## GIVEN ENTRIES
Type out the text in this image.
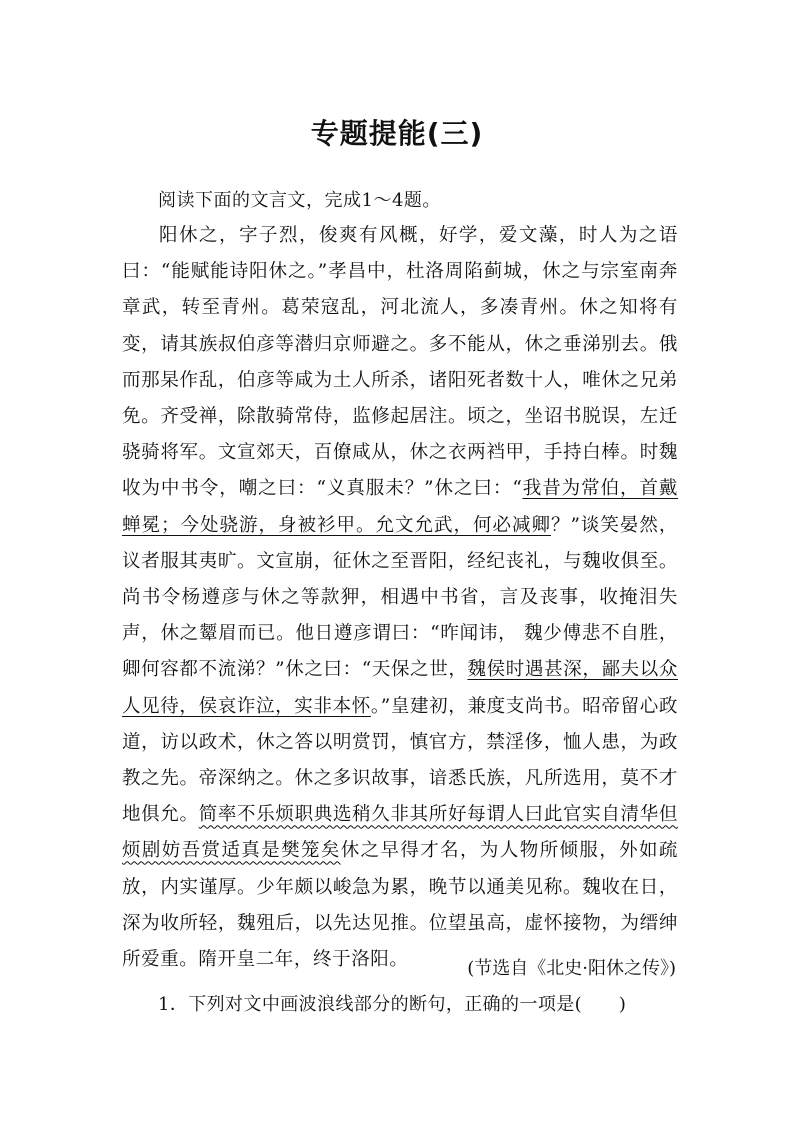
专题提能(三)
阅读下面的文言文，完成1～4题。

阳休之，字子烈，俊爽有风概，好学，爱文藻，时人为之语曰：“能赋能诗阳休之。”孝昌中，杜洛周陷蓟城，休之与宗室南奔章武，转至青州。葛荣寇乱，河北流人，多凑青州。休之知将有变，请其族叔伯彦等潜归京师避之。多不能从，休之垂涕别去。俄而那杲作乱，伯彦等咸为土人所杀，诸阳死者数十人，唯休之兄弟免。齐受禅，除散骑常侍，监修起居注。顷之，坐诏书脱误，左迁骁骑将军。文宣郊天，百僚咸从，休之衣两裆甲，手持白棒。时魏收为中书令，嘲之曰：“义真服未？”休之曰：“我昔为常伯，首戴蝉冕；今处骁游，身被衫甲。允文允武，何必减卿？”谈笑晏然，议者服其夷旷。文宣崩，征休之至晋阳，经纪丧礼，与魏收俱至。尚书令杨遵彦与休之等款狎，相遇中书省，言及丧事，收掩泪失声，休之颦眉而已。他日遵彦谓曰：“昨闻讳， 魏少傅悲不自胜，卿何容都不流涕？”休之曰：“天保之世，魏侯时遇甚深，鄙夫以众人见待，侯哀诈泣，实非本怀。”皇建初，兼度支尚书。昭帝留心政道，访以政术，休之答以明赏罚，慎官方，禁淫侈，恤人患，为政教之先。帝深纳之。休之多识故事，谙悉氏族，凡所选用，莫不才地俱允。简率不乐烦职典选稍久非其所好每谓人曰此官实自清华但烦剧妨吾赏适真是樊笼矣休之早得才名，为人物所倾服，外如疏放，内实谨厚。少年颇以峻急为累，晚节以通美见称。魏收在日，深为收所轻，魏殂后，以先达见推。位望虽高，虚怀接物，为缙绅所爱重。隋开皇二年，终于洛阳。	(节选自《北史·阳休之传》)
1．下列对文中画波浪线部分的断句，正确的一项是(　　)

## DO THIS
Quote the full listing above word for word; exclude every picture from the copy.

## COMPLETE OUTPUT
Type out the text in this image.
专题提能(三)
阅读下面的文言文，完成1～4题。

阳休之，字子烈，俊爽有风概，好学，爱文藻，时人为之语曰：“能赋能诗阳休之。”孝昌中，杜洛周陷蓟城，休之与宗室南奔章武，转至青州。葛荣寇乱，河北流人，多凑青州。休之知将有变，请其族叔伯彦等潜归京师避之。多不能从，休之垂涕别去。俄而那杲作乱，伯彦等咸为土人所杀，诸阳死者数十人，唯休之兄弟免。齐受禅，除散骑常侍，监修起居注。顷之，坐诏书脱误，左迁骁骑将军。文宣郊天，百僚咸从，休之衣两裆甲，手持白棒。时魏收为中书令，嘲之曰：“义真服未？”休之曰：“我昔为常伯，首戴蝉冕；今处骁游，身被衫甲。允文允武，何必减卿？”谈笑晏然，议者服其夷旷。文宣崩，征休之至晋阳，经纪丧礼，与魏收俱至。尚书令杨遵彦与休之等款狎，相遇中书省，言及丧事，收掩泪失声，休之颦眉而已。他日遵彦谓曰：“昨闻讳， 魏少傅悲不自胜，卿何容都不流涕？”休之曰：“天保之世，魏侯时遇甚深，鄙夫以众人见待，侯哀诈泣，实非本怀。”皇建初，兼度支尚书。昭帝留心政道，访以政术，休之答以明赏罚，慎官方，禁淫侈，恤人患，为政教之先。帝深纳之。休之多识故事，谙悉氏族，凡所选用，莫不才地俱允。简率不乐烦职典选稍久非其所好每谓人曰此官实自清华但烦剧妨吾赏适真是樊笼矣休之早得才名，为人物所倾服，外如疏放，内实谨厚。少年颇以峻急为累，晚节以通美见称。魏收在日，深为收所轻，魏殂后，以先达见推。位望虽高，虚怀接物，为缙绅所爱重。隋开皇二年，终于洛阳。	(节选自《北史·阳休之传》)
1．下列对文中画波浪线部分的断句，正确的一项是(　　)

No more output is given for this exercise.